(Records excerpted from a collection)

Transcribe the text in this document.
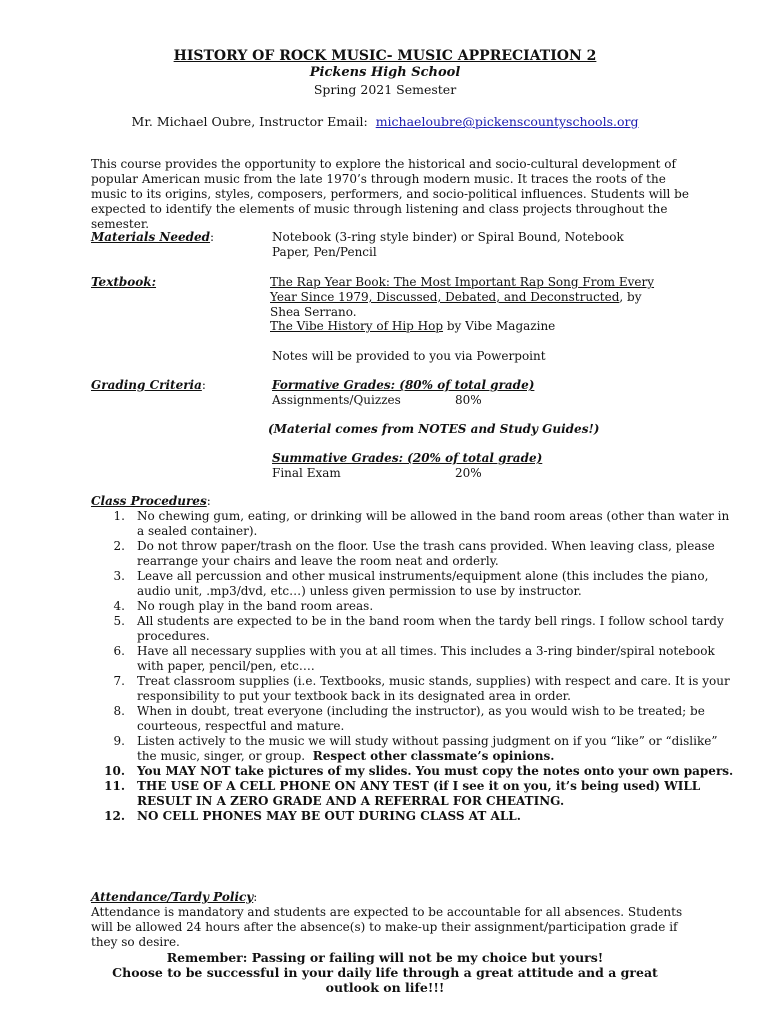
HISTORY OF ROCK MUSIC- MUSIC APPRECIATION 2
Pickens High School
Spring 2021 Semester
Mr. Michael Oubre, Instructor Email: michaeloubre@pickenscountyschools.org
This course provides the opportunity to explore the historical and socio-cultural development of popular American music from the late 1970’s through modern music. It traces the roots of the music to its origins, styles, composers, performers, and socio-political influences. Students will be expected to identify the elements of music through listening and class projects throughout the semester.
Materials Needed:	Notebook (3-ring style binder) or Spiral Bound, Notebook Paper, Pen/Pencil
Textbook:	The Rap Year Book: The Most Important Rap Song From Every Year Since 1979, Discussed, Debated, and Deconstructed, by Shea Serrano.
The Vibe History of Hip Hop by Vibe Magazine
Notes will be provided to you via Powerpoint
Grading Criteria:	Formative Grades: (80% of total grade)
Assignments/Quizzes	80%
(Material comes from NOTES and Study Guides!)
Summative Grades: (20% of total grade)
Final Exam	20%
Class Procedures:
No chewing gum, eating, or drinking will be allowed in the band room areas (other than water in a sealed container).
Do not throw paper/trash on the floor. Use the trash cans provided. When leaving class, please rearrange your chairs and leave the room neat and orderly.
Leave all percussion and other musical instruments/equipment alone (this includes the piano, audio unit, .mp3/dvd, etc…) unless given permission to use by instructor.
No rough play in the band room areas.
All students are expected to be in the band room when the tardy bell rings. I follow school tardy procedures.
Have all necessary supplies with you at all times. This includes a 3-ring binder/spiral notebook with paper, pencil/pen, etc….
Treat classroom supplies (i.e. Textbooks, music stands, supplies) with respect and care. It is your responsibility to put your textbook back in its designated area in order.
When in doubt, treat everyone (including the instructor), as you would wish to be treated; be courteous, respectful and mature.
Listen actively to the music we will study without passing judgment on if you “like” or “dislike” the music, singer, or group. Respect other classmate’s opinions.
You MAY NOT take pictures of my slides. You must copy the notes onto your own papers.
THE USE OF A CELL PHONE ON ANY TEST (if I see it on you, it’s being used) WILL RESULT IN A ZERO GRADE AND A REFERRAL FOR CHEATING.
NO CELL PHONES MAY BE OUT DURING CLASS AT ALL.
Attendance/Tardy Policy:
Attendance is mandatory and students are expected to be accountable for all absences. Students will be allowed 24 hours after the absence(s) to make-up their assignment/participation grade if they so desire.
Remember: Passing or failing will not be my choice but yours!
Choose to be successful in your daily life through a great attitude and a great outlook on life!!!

→ PROBLEM TO WORK ON
Return each line where "through" shows up.

→ ANSWER FOR THE TASK
This course provides the opportunity to explore the historical and socio-cultural development of popular American music from the late 1970’s through modern music. It traces the roots of the music to its origins, styles, composers, performers, and socio-political influences. Students will be expected to identify the elements of music through listening and class projects throughout the semester.
Choose to be successful in your daily life through a great attitude and a great outlook on life!!!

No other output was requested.